(Element box annotations)
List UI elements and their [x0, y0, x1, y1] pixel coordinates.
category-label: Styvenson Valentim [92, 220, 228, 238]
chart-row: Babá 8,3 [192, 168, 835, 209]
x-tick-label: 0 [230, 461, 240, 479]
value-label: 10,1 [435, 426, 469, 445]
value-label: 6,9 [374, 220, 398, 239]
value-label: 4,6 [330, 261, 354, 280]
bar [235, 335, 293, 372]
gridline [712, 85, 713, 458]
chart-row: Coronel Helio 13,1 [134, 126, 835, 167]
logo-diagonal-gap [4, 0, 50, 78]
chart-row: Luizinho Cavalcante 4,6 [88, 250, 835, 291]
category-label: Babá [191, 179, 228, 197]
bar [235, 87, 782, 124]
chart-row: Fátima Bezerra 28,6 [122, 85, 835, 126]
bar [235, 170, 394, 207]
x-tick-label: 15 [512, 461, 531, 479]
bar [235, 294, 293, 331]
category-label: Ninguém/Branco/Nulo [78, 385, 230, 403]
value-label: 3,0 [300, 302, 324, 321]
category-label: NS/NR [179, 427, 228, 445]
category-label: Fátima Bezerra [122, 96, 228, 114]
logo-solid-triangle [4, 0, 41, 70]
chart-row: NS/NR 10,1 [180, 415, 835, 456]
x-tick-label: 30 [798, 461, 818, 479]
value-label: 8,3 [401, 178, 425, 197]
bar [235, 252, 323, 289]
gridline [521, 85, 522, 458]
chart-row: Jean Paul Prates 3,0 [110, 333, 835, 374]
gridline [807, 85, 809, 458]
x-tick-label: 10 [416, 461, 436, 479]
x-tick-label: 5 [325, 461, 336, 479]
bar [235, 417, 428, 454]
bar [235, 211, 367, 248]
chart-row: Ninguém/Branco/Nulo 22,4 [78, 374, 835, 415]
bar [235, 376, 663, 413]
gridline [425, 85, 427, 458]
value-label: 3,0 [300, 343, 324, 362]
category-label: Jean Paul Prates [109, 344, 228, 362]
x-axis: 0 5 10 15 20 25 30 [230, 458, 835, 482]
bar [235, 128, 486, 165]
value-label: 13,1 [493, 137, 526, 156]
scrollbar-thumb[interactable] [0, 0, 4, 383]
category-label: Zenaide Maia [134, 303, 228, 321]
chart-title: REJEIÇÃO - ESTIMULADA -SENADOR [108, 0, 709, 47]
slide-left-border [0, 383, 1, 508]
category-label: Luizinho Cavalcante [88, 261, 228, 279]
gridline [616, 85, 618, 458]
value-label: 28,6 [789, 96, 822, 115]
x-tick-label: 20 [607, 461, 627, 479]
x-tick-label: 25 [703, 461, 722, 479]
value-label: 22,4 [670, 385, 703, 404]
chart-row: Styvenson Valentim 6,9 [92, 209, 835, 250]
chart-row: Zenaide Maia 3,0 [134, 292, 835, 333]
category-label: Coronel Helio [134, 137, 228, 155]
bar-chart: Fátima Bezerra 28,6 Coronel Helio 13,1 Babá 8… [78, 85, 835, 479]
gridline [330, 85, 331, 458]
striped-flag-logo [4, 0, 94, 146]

Aim
Copy out every line of the items above word for word, changing nothing.

Task result
List UI elements and their [x0, y0, x1, y1] pixel coordinates.
category-label: Styvenson Valentim [92, 220, 228, 238]
chart-row: Babá 8,3 [192, 168, 835, 209]
x-tick-label: 0 [230, 461, 240, 479]
value-label: 10,1 [435, 426, 469, 445]
value-label: 6,9 [374, 220, 398, 239]
value-label: 4,6 [330, 261, 354, 280]
bar [235, 335, 293, 372]
gridline [712, 85, 713, 458]
chart-row: Coronel Helio 13,1 [134, 126, 835, 167]
logo-diagonal-gap [4, 0, 50, 78]
chart-row: Luizinho Cavalcante 4,6 [88, 250, 835, 291]
category-label: Babá [191, 179, 228, 197]
bar [235, 87, 782, 124]
chart-row: Fátima Bezerra 28,6 [122, 85, 835, 126]
bar [235, 170, 394, 207]
x-tick-label: 15 [512, 461, 531, 479]
bar [235, 294, 293, 331]
category-label: Ninguém/Branco/Nulo [78, 385, 230, 403]
value-label: 3,0 [300, 302, 324, 321]
category-label: NS/NR [179, 427, 228, 445]
category-label: Fátima Bezerra [122, 96, 228, 114]
logo-solid-triangle [4, 0, 41, 70]
chart-row: NS/NR 10,1 [180, 415, 835, 456]
x-tick-label: 30 [798, 461, 818, 479]
value-label: 8,3 [401, 178, 425, 197]
bar [235, 252, 323, 289]
gridline [521, 85, 522, 458]
chart-row: Jean Paul Prates 3,0 [110, 333, 835, 374]
gridline [807, 85, 809, 458]
x-tick-label: 10 [416, 461, 436, 479]
x-tick-label: 5 [325, 461, 336, 479]
bar [235, 417, 428, 454]
bar [235, 211, 367, 248]
chart-row: Ninguém/Branco/Nulo 22,4 [78, 374, 835, 415]
bar [235, 376, 663, 413]
gridline [425, 85, 427, 458]
value-label: 3,0 [300, 343, 324, 362]
category-label: Jean Paul Prates [109, 344, 228, 362]
x-axis: 0 5 10 15 20 25 30 [230, 458, 835, 482]
bar [235, 128, 486, 165]
value-label: 13,1 [493, 137, 526, 156]
scrollbar-thumb[interactable] [0, 0, 4, 383]
category-label: Zenaide Maia [134, 303, 228, 321]
chart-title: REJEIÇÃO - ESTIMULADA -SENADOR [108, 0, 709, 47]
slide-left-border [0, 383, 1, 508]
category-label: Luizinho Cavalcante [88, 261, 228, 279]
gridline [616, 85, 618, 458]
value-label: 28,6 [789, 96, 822, 115]
x-tick-label: 20 [607, 461, 627, 479]
x-tick-label: 25 [703, 461, 722, 479]
value-label: 22,4 [670, 385, 703, 404]
chart-row: Styvenson Valentim 6,9 [92, 209, 835, 250]
chart-row: Zenaide Maia 3,0 [134, 292, 835, 333]
category-label: Coronel Helio [134, 137, 228, 155]
bar-chart: Fátima Bezerra 28,6 Coronel Helio 13,1 Babá 8… [78, 85, 835, 479]
gridline [330, 85, 331, 458]
striped-flag-logo [4, 0, 94, 146]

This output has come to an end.